EXERCÍCIOS>
(1) De acordo com o trecho sobre tributação dos ricos, o que basta saber para conhecer a eficiência do Estado?
(2) Diga se cada afirmação concorda com o trecho sobre tributação dos ricos, respondendo sim ou não e citando as palavras do texto que decidem a resposta.
(a) Num sistema tributário progressivo, os tributos atuam em proporção maior conforme sobem a renda e a riqueza.
(b) Pela tradição do subdesenvolvimento, os pobres ficam com a parcela maior do fundo público.
(c) Os segmentos privilegiados têm menos condições de pressionar o Estado do que os demais estratos sociais.
(3) Reescreva em forma de lista o parágrafo do trecho sobre tributação dos ricos que começa com "A trajetória do desenvolvimento", mantendo os fatos principais.

TRECHO>
"""

Tributação dos ricos
Por Marcio Pochmann, no Valor Econômico
A trajetória do desenvolvimento contempla a existência de um sistema tributário progressivo. Ou seja, a presença de impostos, taxas e contribuições que atuam em proporção maior com a elevação da renda e riqueza. Assim, a justiça tributária se manifesta logo na arrecadação do fundo público e se mantém na medida em que o gasto governamental seja proporcionalmente maior com a redução da renda e riqueza. Para se conhecer a eficiência do Estado, basta saber a forma com que tributa a sociedade e redistribui o que arrecadou para a população.Pela tradição do subdesenvolvimento, a capacidade do Estado tributar os pobres tem sido proporcionalmente maior que a renda e a propriedade dos ricos. O inverso se estabelece na redistribuição do fundo público constituído por impostos, taxas e contribuições, uma vez que os pobres ficam geralmente com a parte menor do que contribuíram e os ricos com a parcela maior. Isso tudo porque os segmentos privilegiados demonstram inegáveis condições de pressionar o Estado a seu favor, bem mais que os demais estratos sociais, sobretudo os mais vulneráveis e desorganizados politicamente. Sobre isso, aliás, valeria aprofundar o debate acerca da eficiência do Estado.

"""

DADOS BRUTOS>

"""

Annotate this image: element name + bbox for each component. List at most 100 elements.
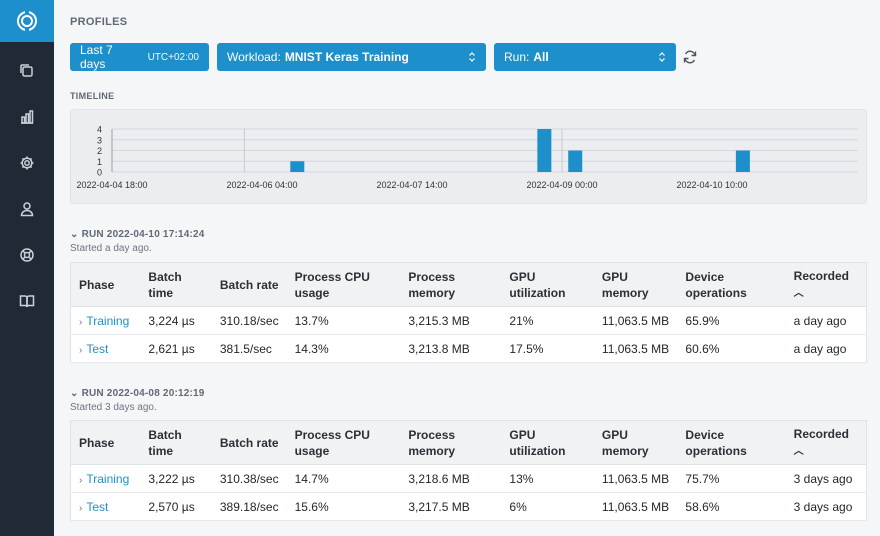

"""

RESPOSTAS>
(1) Basta saber a forma com que o Estado tributa a sociedade e redistribui o que arrecadou para a população.

(2)
(a) Sim: "impostos, taxas e contribuições que atuam em proporção maior com a elevação da renda e riqueza".
(b) Não: "os pobres ficam geralmente com a parte menor do que contribuíram e os ricos com a parcela maior".
(c) Não: "os segmentos privilegiados demonstram inegáveis condições de pressionar o Estado a seu favor, bem mais que os demais estratos sociais".

(3)
- O desenvolvimento pressupõe um sistema tributário progressivo, em que impostos, taxas e contribuições crescem proporcionalmente com a renda e a riqueza.
- A justiça tributária começa na arrecadação e se mantém se o gasto público for proporcionalmente maior para quem tem menos renda e riqueza.
- A eficiência do Estado se mede pela forma como tributa a sociedade e redistribui o que arrecada.
- Na tradição do subdesenvolvimento, o Estado tributa os pobres proporcionalmente mais do que a renda e a propriedade dos ricos.
- Na redistribuição, os pobres recebem menos do que contribuíram e os ricos ficam com a parcela maior.
- Isso ocorre porque os segmentos privilegiados pressionam o Estado bem mais que os demais estratos, sobretudo os mais vulneráveis e desorganizados politicamente.
- Esse ponto merece um debate mais aprofundado sobre a eficiência do Estado.